What to produce:
Select the lines below containing the word "JSON".

[Structured figure records]
------------------------
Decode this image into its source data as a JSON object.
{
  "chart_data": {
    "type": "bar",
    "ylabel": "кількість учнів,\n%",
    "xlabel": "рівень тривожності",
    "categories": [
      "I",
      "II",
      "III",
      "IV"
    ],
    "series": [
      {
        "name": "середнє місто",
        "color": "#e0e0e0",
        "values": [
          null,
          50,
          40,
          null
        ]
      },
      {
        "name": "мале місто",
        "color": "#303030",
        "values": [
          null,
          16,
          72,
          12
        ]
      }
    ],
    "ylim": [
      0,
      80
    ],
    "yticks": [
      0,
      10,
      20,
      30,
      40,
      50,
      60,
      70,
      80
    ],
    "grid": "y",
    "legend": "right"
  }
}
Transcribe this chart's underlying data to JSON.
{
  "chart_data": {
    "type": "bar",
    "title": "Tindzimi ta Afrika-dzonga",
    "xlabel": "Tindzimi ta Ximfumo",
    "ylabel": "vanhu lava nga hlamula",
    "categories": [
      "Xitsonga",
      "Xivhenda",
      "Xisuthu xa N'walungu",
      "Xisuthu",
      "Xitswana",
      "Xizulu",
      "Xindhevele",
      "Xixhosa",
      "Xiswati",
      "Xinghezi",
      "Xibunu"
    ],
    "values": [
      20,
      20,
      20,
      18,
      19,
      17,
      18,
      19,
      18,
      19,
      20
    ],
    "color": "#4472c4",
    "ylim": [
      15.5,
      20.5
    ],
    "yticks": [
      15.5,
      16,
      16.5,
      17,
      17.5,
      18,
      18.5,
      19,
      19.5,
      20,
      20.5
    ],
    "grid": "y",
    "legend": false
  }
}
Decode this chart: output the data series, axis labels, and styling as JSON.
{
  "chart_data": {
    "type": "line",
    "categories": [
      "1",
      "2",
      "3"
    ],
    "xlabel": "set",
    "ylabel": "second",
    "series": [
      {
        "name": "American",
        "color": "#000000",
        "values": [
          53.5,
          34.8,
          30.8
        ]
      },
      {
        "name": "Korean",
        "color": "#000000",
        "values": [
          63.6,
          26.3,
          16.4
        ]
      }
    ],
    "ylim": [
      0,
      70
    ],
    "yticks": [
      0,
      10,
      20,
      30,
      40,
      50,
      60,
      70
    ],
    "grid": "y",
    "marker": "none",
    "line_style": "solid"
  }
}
------------------------
Solution:
Decode this image into its source data as a JSON object.
Transcribe this chart's underlying data to JSON.
Decode this chart: output the data series, axis labels, and styling as JSON.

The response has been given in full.